--- What is needed ---
Reproduce all the lines exactly as they stand, apart from the pictures.
-*-*-
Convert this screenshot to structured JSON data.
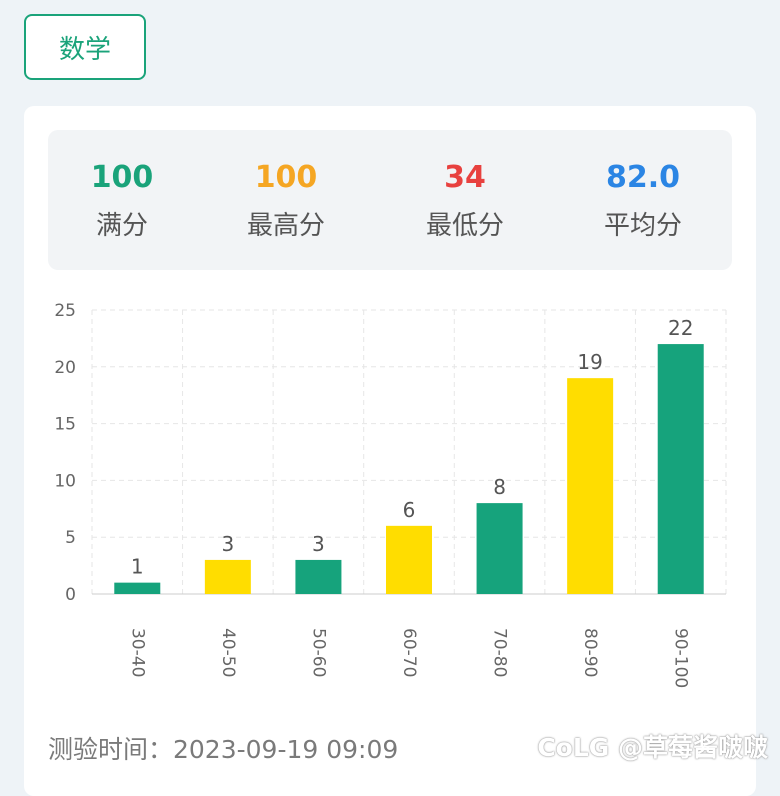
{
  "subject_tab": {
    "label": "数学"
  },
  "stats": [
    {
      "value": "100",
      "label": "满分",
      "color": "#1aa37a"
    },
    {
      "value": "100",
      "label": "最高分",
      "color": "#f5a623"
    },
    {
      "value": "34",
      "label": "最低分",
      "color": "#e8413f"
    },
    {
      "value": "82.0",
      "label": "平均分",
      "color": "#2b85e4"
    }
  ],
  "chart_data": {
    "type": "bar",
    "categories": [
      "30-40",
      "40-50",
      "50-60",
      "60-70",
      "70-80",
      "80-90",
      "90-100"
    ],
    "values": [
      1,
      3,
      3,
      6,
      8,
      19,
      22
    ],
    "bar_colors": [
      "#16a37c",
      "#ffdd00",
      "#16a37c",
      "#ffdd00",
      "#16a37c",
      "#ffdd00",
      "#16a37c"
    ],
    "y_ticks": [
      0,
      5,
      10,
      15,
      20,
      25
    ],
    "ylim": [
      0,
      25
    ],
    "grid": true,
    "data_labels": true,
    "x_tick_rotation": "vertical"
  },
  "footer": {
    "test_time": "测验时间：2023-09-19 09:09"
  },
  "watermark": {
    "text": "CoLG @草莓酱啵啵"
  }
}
-*-*-
--- The output ---
Convert this screenshot to structured JSON data.
{
  "subject_tab": {
    "label": "数学"
  },
  "stats": [
    {
      "value": "100",
      "label": "满分",
      "color": "#1aa37a"
    },
    {
      "value": "100",
      "label": "最高分",
      "color": "#f5a623"
    },
    {
      "value": "34",
      "label": "最低分",
      "color": "#e8413f"
    },
    {
      "value": "82.0",
      "label": "平均分",
      "color": "#2b85e4"
    }
  ],
  "chart_data": {
    "type": "bar",
    "categories": [
      "30-40",
      "40-50",
      "50-60",
      "60-70",
      "70-80",
      "80-90",
      "90-100"
    ],
    "values": [
      1,
      3,
      3,
      6,
      8,
      19,
      22
    ],
    "bar_colors": [
      "#16a37c",
      "#ffdd00",
      "#16a37c",
      "#ffdd00",
      "#16a37c",
      "#ffdd00",
      "#16a37c"
    ],
    "y_ticks": [
      0,
      5,
      10,
      15,
      20,
      25
    ],
    "ylim": [
      0,
      25
    ],
    "grid": true,
    "data_labels": true,
    "x_tick_rotation": "vertical"
  },
  "footer": {
    "test_time": "测验时间：2023-09-19 09:09"
  },
  "watermark": {
    "text": "CoLG @草莓酱啵啵"
  }
}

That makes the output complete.